[Excerpts from a figure dataset]

____________________

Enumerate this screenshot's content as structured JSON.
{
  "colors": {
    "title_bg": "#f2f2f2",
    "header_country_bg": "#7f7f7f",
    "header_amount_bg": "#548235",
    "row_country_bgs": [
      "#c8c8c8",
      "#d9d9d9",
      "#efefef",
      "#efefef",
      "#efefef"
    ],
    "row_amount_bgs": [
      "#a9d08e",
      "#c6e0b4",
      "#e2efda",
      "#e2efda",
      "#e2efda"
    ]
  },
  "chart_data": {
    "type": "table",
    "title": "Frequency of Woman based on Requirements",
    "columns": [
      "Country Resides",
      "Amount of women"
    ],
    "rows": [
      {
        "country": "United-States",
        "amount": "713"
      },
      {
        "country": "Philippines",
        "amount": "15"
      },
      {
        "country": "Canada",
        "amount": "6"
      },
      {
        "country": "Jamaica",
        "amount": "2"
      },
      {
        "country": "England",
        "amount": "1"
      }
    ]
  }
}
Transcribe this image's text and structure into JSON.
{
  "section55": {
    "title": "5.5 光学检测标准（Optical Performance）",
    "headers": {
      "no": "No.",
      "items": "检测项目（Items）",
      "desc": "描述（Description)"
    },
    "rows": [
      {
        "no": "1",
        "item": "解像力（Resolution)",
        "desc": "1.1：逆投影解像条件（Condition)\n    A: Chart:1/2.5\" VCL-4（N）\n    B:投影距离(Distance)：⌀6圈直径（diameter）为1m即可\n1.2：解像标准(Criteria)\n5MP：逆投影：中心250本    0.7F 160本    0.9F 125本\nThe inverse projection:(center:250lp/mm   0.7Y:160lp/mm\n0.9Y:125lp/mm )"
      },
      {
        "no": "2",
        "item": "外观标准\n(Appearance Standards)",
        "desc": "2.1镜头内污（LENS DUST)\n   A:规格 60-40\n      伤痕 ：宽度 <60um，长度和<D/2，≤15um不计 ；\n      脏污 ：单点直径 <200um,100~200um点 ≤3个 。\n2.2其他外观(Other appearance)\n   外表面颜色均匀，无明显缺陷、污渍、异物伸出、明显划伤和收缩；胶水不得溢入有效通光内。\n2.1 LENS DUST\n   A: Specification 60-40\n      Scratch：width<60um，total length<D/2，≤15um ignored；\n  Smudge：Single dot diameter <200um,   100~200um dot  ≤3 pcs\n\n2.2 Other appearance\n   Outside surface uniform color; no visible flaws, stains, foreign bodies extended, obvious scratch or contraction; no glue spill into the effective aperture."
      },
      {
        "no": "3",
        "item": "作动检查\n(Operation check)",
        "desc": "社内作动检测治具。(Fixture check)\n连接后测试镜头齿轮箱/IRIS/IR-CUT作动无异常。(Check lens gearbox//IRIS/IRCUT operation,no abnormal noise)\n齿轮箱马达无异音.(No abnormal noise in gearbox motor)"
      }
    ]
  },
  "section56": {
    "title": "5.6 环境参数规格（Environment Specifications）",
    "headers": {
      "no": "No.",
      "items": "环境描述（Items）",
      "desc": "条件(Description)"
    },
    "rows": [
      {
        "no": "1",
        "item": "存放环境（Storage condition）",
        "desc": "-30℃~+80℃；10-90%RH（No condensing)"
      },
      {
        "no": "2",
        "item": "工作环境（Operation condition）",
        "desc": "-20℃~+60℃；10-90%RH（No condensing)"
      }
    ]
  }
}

____________________

- Problem to work on
Search the data above for the word "this", then gather each line in which it appears.

- Written response
Enumerate this screenshot's content as structured JSON.
Transcribe this image's text and structure into JSON.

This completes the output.